» Data entries
--- Begin ---

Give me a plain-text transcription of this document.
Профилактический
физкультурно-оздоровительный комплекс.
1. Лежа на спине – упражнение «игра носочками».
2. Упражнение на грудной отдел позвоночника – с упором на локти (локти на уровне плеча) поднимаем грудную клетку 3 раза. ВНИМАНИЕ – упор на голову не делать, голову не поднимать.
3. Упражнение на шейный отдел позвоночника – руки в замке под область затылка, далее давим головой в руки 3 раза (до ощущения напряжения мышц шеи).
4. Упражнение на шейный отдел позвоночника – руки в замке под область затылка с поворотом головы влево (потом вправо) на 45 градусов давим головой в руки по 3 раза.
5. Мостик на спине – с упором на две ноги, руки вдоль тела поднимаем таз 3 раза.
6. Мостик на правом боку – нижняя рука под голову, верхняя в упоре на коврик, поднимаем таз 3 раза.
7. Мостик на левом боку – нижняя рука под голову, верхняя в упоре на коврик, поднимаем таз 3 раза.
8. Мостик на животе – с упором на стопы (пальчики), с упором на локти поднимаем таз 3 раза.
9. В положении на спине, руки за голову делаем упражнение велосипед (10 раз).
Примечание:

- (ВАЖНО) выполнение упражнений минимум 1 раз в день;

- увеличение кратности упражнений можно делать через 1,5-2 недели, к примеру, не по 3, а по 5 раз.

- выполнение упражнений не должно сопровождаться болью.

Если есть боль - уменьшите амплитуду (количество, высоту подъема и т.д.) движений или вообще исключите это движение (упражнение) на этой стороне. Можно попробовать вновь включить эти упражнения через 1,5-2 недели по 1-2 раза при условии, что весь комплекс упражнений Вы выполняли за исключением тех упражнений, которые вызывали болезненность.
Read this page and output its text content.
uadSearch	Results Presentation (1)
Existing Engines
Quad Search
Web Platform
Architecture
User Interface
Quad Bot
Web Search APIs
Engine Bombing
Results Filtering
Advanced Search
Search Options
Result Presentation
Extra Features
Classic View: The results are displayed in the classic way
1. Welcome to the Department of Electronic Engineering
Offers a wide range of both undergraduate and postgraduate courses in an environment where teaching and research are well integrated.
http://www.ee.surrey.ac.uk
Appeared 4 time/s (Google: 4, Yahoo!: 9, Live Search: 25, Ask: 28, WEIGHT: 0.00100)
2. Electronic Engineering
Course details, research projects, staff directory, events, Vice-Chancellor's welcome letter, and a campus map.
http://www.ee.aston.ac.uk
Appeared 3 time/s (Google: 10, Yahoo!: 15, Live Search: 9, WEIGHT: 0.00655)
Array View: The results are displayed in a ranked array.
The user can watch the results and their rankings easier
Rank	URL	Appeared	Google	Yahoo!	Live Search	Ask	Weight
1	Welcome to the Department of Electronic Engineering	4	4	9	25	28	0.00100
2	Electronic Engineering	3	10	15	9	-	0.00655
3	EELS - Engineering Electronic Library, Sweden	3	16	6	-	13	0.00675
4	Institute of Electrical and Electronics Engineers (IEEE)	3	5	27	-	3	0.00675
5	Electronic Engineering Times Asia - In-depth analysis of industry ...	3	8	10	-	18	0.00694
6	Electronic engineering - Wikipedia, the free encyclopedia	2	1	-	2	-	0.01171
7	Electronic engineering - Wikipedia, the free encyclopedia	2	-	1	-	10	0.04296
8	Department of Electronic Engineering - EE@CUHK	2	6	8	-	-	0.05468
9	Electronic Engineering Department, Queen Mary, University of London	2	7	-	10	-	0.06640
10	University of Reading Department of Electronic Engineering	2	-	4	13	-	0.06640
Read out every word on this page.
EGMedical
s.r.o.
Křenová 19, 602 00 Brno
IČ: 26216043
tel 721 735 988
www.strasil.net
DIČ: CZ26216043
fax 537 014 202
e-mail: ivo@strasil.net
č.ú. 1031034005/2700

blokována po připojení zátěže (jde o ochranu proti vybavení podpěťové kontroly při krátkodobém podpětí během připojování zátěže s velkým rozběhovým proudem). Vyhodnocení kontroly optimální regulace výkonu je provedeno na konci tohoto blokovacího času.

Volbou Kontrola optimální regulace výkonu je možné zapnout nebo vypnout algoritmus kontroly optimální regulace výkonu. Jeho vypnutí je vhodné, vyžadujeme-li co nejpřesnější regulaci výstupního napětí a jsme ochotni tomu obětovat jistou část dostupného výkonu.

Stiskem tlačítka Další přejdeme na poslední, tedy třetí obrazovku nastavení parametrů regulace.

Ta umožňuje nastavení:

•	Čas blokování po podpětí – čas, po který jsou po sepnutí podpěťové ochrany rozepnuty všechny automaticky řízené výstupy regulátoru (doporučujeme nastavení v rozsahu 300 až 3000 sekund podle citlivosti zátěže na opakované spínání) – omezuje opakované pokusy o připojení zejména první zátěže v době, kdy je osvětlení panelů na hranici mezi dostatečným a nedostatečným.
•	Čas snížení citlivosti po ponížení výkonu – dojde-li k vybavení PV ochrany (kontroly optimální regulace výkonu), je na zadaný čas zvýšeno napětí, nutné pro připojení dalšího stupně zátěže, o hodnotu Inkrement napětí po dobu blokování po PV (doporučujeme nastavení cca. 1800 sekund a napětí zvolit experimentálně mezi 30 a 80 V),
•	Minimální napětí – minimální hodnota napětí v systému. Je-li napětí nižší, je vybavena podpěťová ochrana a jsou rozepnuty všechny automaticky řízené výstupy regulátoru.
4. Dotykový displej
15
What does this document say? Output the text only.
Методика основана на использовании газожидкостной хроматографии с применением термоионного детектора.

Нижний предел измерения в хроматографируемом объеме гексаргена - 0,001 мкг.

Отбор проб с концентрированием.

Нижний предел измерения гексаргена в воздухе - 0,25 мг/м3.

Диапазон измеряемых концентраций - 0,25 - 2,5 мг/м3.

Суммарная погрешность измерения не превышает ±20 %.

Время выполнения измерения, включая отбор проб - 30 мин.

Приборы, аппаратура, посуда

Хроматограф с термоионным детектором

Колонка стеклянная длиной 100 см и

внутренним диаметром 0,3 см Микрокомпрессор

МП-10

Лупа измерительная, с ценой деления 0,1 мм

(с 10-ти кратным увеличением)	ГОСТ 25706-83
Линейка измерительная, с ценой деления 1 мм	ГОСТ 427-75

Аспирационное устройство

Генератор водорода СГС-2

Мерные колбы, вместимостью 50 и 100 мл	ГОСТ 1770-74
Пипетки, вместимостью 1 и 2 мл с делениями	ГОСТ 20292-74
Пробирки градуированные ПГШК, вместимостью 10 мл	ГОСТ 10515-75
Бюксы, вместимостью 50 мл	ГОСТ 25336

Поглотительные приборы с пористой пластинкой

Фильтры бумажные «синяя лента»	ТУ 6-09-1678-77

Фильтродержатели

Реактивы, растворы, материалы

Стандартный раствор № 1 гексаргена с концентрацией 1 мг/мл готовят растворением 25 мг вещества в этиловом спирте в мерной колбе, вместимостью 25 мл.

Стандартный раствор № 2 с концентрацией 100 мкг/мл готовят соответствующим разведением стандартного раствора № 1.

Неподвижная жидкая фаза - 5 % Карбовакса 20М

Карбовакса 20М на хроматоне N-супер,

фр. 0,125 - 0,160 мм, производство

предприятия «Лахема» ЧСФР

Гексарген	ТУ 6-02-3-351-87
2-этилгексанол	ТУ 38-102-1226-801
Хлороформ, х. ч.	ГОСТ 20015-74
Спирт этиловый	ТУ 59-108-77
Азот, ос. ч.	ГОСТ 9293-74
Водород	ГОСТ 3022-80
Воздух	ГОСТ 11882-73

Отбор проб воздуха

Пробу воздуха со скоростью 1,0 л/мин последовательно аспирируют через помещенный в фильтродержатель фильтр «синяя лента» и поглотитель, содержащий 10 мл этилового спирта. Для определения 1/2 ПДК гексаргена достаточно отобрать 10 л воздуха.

--- End ---

» Written exercise
Select the lines in this material that hold the word "замке", leaving none out.

» Full answer
3. Упражнение на шейный отдел позвоночника – руки в замке под область затылка, далее давим головой в руки 3 раза (до ощущения напряжения мышц шеи).
4. Упражнение на шейный отдел позвоночника – руки в замке под область затылка с поворотом головы влево (потом вправо) на 45 градусов давим головой в руки по 3 раза.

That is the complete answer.